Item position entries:
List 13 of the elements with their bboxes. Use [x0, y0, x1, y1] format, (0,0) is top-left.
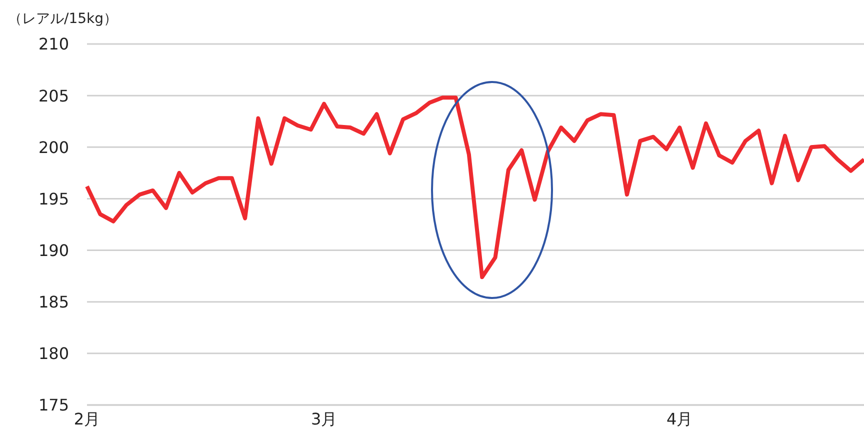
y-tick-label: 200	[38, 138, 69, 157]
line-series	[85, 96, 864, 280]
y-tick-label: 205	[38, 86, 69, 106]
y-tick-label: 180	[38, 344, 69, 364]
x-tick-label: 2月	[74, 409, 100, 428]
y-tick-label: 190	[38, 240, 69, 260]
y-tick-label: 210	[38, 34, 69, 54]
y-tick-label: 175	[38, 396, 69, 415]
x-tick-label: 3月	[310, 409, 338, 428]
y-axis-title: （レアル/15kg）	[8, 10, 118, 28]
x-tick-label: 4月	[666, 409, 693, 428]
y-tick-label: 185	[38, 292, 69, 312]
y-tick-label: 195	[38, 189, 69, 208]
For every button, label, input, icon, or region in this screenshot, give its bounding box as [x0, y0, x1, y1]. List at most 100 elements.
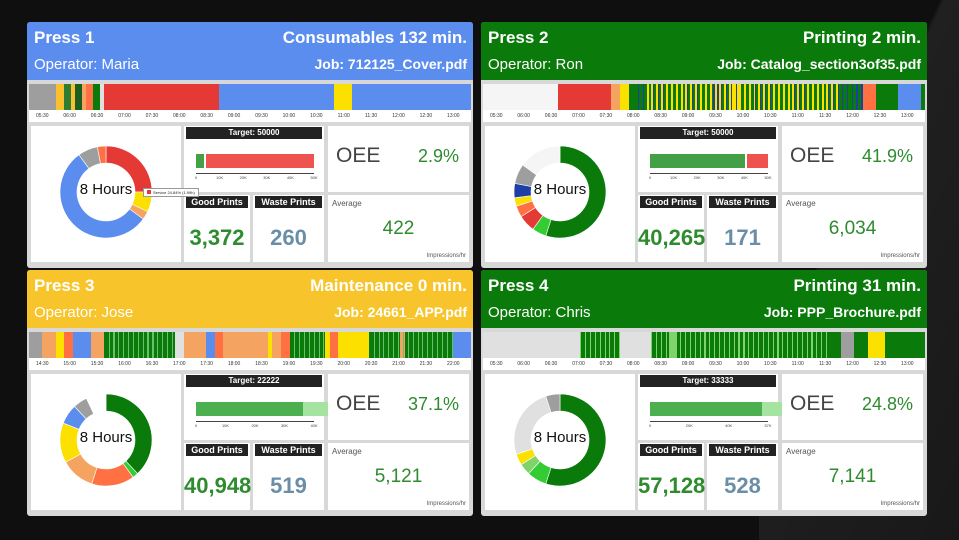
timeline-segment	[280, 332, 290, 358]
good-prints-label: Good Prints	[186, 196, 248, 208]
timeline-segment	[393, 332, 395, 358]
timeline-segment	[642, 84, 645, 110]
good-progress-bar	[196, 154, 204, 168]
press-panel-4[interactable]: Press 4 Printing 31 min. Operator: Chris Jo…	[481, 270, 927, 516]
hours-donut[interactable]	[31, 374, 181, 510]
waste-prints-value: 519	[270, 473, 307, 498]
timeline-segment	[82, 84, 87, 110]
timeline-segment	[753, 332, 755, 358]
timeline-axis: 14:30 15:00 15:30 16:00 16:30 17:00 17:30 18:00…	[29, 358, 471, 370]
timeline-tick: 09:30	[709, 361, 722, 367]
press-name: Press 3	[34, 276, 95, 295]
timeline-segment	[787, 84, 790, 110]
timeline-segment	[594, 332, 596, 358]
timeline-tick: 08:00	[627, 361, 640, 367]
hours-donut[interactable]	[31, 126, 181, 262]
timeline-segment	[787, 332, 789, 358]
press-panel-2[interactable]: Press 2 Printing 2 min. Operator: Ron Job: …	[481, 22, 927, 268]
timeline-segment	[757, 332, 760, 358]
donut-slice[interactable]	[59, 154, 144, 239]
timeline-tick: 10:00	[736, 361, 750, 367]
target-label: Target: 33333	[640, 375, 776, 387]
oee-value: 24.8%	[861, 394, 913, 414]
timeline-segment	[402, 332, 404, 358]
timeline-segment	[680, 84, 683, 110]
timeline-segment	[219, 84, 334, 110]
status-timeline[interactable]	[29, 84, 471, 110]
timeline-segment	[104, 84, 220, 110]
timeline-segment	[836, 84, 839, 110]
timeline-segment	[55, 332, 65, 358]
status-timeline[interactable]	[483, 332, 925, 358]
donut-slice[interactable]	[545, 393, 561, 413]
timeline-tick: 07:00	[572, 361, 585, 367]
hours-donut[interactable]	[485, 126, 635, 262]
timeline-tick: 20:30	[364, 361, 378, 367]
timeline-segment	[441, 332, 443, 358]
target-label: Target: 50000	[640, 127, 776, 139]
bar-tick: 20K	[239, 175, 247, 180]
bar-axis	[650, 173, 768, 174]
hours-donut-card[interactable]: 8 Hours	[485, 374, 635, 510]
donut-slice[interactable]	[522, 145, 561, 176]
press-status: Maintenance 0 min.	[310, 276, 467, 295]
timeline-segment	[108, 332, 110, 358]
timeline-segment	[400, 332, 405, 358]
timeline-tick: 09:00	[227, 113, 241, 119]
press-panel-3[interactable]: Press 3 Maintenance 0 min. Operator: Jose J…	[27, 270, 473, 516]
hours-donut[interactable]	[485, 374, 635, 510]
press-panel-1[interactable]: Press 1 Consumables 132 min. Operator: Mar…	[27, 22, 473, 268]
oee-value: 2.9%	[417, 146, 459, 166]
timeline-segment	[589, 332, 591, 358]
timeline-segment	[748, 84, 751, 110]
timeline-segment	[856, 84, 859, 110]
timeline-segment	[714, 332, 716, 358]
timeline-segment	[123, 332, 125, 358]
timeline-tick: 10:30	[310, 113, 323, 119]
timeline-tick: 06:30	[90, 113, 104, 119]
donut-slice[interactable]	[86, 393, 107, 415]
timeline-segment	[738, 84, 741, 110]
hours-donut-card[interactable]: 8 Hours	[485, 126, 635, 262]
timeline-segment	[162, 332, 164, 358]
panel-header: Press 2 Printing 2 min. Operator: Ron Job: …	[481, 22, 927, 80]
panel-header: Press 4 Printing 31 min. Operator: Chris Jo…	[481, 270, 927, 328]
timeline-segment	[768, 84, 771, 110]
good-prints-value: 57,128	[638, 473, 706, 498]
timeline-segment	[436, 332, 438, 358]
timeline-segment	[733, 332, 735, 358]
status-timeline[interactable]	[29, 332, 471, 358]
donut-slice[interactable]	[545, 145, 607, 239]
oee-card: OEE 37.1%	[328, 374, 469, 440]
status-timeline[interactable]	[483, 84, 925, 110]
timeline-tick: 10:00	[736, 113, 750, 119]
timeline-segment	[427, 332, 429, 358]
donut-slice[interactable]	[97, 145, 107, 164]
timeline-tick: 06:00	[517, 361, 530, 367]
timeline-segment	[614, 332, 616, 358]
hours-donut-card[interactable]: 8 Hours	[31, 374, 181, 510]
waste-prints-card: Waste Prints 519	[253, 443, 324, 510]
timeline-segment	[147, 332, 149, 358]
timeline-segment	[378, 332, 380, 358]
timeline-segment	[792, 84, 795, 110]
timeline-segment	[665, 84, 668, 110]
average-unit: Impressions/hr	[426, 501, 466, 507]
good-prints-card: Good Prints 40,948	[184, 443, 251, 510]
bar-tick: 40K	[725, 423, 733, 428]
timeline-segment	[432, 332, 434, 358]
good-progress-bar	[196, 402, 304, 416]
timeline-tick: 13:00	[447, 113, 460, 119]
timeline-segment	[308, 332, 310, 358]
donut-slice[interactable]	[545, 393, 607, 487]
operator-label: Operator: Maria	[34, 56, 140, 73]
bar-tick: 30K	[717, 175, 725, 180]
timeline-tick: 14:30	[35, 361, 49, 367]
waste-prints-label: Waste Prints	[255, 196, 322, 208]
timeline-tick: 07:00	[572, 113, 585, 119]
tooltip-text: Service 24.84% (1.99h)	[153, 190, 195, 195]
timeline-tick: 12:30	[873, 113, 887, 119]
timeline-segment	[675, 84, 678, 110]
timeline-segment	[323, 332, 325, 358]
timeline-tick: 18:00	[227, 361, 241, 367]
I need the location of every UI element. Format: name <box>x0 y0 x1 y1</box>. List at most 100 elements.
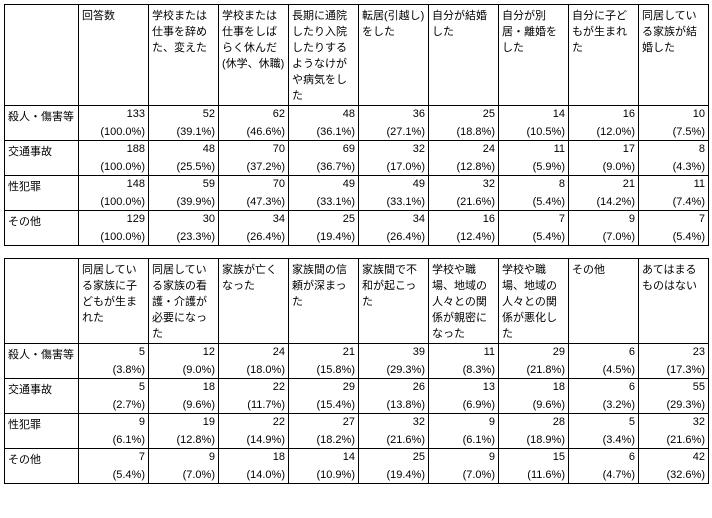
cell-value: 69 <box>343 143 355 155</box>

* **Requirement**
Render all the entries above as a JSON list of strings, one string per line, skipping blank lines and leaving out the pictures.

* **Right answer**
[
  "List 13 of the elements with their bboxes. Use [x0, y0, x1, y1] format, (0,0) is top-left.",
  "y-tick-label: 200\t[38, 138, 69, 157]",
  "line-series\t[85, 96, 864, 280]",
  "y-tick-label: 205\t[38, 86, 69, 106]",
  "y-tick-label: 180\t[38, 344, 69, 364]",
  "x-tick-label: 2月\t[74, 409, 100, 428]",
  "y-tick-label: 190\t[38, 240, 69, 260]",
  "y-tick-label: 210\t[38, 34, 69, 54]",
  "y-tick-label: 175\t[38, 396, 69, 415]",
  "x-tick-label: 3月\t[310, 409, 338, 428]",
  "y-axis-title: （レアル/15kg）\t[8, 10, 118, 28]",
  "x-tick-label: 4月\t[666, 409, 693, 428]",
  "y-tick-label: 185\t[38, 292, 69, 312]",
  "y-tick-label: 195\t[38, 189, 69, 208]",
  "For every button, label, input, icon, or region in this screenshot, give its bounding box as [x0, y0, x1, y1]. List at most 100 elements.",
  "timeline-segment\t[280, 332, 290, 358]",
  "good-prints-label: Good Prints\t[186, 196, 248, 208]",
  "timeline-segment\t[393, 332, 395, 358]",
  "timeline-segment\t[642, 84, 645, 110]",
  "good-progress-bar\t[196, 154, 204, 168]",
  "press-panel-4[interactable]: Press 4 Printing 31 min. Operator: Chris Jo…\t[481, 270, 927, 516]",
  "hours-donut[interactable]\t[31, 374, 181, 510]",
  "waste-prints-value: 519\t[270, 473, 307, 498]",
  "timeline-segment\t[82, 84, 87, 110]",
  "timeline-segment\t[753, 332, 755, 358]",
  "timeline-axis: 14:30 15:00 15:30 16:00 16:30 17:00 17:30 18:00…\t[29, 358, 471, 370]",
  "timeline-tick: 09:30\t[709, 361, 722, 367]",
  "press-name: Press 3\t[34, 276, 95, 295]",
  "timeline-segment\t[787, 84, 790, 110]",
  "timeline-segment\t[594, 332, 596, 358]",
  "timeline-tick: 08:00\t[627, 361, 640, 367]",
  "hours-donut[interactable]\t[31, 126, 181, 262]",
  "timeline-segment\t[787, 332, 789, 358]",
  "press-panel-2[interactable]: Press 2 Printing 2 min. Operator: Ron Job: …\t[481, 22, 927, 268]",
  "timeline-segment\t[757, 332, 760, 358]",
  "donut-slice[interactable]\t[59, 154, 144, 239]",
  "timeline-tick: 10:00\t[736, 361, 750, 367]",
  "target-label: Target: 33333\t[640, 375, 776, 387]",
  "oee-value: 24.8%\t[861, 394, 913, 414]",
  "timeline-segment\t[402, 332, 404, 358]",
  "timeline-segment\t[680, 84, 683, 110]",
  "timeline-segment\t[219, 84, 334, 110]",
  "status-timeline[interactable]\t[29, 84, 471, 110]",
  "timeline-segment\t[104, 84, 220, 110]",
  "timeline-segment\t[836, 84, 839, 110]",
  "timeline-segment\t[55, 332, 65, 358]",
  "status-timeline[interactable]\t[483, 332, 925, 358]",
  "donut-slice[interactable]\t[545, 393, 561, 413]",
  "timeline-tick: 07:00\t[572, 361, 585, 367]",
  "hours-donut[interactable]\t[485, 126, 635, 262]",
  "timeline-tick: 20:30\t[364, 361, 378, 367]",
  "timeline-segment\t[441, 332, 443, 358]",
  "target-label: Target: 50000\t[640, 127, 776, 139]",
  "bar-tick: 20K\t[239, 175, 247, 180]",
  "bar-axis\t[650, 173, 768, 174]",
  "hours-donut-card[interactable]: 8 Hours\t[485, 374, 635, 510]",
  "donut-slice[interactable]\t[522, 145, 561, 176]",
  "press-status: Maintenance 0 min.\t[310, 276, 467, 295]",
  "timeline-segment\t[108, 332, 110, 358]",
  "timeline-segment\t[400, 332, 405, 358]",
  "timeline-tick: 09:00\t[227, 113, 241, 119]",
  "press-panel-3[interactable]: Press 3 Maintenance 0 min. Operator: Jose J…\t[27, 270, 473, 516]",
  "hours-donut[interactable]\t[485, 374, 635, 510]",
  "press-panel-1[interactable]: Press 1 Consumables 132 min. Operator: Mar…\t[27, 22, 473, 268]",
  "oee-value: 2.9%\t[417, 146, 459, 166]",
  "timeline-segment\t[589, 332, 591, 358]",
  "timeline-segment\t[748, 84, 751, 110]",
  "timeline-segment\t[856, 84, 859, 110]",
  "timeline-segment\t[714, 332, 716, 358]",
  "timeline-segment\t[123, 332, 125, 358]",
  "timeline-tick: 10:30\t[310, 113, 323, 119]",
  "timeline-tick: 06:30\t[90, 113, 104, 119]",
  "donut-slice[interactable]\t[86, 393, 107, 415]",
  "timeline-segment\t[738, 84, 741, 110]",
  "hours-donut-card[interactable]: 8 Hours\t[485, 126, 635, 262]",
  "timeline-segment\t[162, 332, 164, 358]",
  "panel-header: Press 2 Printing 2 min. Operator: Ron Job: …\t[481, 22, 927, 80]",
  "panel-header: Press 4 Printing 31 min. Operator: Chris Jo…\t[481, 270, 927, 328]",
  "timeline-segment\t[768, 84, 771, 110]",
  "good-prints-value: 57,128\t[638, 473, 706, 498]",
  "timeline-segment\t[436, 332, 438, 358]",
  "timeline-segment\t[733, 332, 735, 358]",
  "status-timeline[interactable]\t[29, 332, 471, 358]",
  "donut-slice[interactable]\t[545, 145, 607, 239]",
  "oee-card: OEE 37.1%\t[328, 374, 469, 440]",
  "status-timeline[interactable]\t[483, 84, 925, 110]",
  "timeline-tick: 10:00\t[736, 113, 750, 119]",
  "timeline-segment\t[427, 332, 429, 358]",
  "donut-slice[interactable]\t[97, 145, 107, 164]",
  "timeline-tick: 06:00\t[517, 361, 530, 367]",
  "timeline-segment\t[614, 332, 616, 358]",
  "hours-donut-card[interactable]: 8 Hours\t[31, 374, 181, 510]",
  "waste-prints-card: Waste Prints 519\t[253, 443, 324, 510]",
  "timeline-segment\t[147, 332, 149, 358]",
  "timeline-segment\t[378, 332, 380, 358]",
  "timeline-segment\t[792, 84, 795, 110]",
  "timeline-segment\t[665, 84, 668, 110]",
  "average-unit: Impressions/hr\t[426, 501, 466, 507]",
  "good-prints-card: Good Prints 40,948\t[184, 443, 251, 510]",
  "bar-tick: 40K\t[725, 423, 733, 428]",
  "timeline-segment\t[432, 332, 434, 358]",
  "good-progress-bar\t[196, 402, 304, 416]",
  "timeline-tick: 13:00\t[447, 113, 460, 119]",
  "timeline-segment\t[308, 332, 310, 358]",
  "donut-slice[interactable]\t[545, 393, 607, 487]",
  "operator-label: Operator: Maria\t[34, 56, 140, 73]",
  "bar-tick: 30K\t[717, 175, 725, 180]",
  "timeline-tick: 14:30\t[35, 361, 49, 367]",
  "waste-prints-label: Waste Prints\t[255, 196, 322, 208]",
  "timeline-tick: 07:00\t[572, 113, 585, 119]",
  "tooltip-text: Service 24.84% (1.99h)\t[153, 190, 195, 195]",
  "timeline-tick: 12:30\t[873, 113, 887, 119]",
  "timeline-segment\t[675, 84, 678, 110]",
  "timeline-segment\t[323, 332, 325, 358]",
  "timeline-tick: 18:00\t[227, 361, 241, 367]",
  "I need the location of every UI element. Format: name <box>x0 y0 x1 y1</box>. List at most 100 elements.",
  "cell-value: 69 <box>343 143 355 155</box>"
]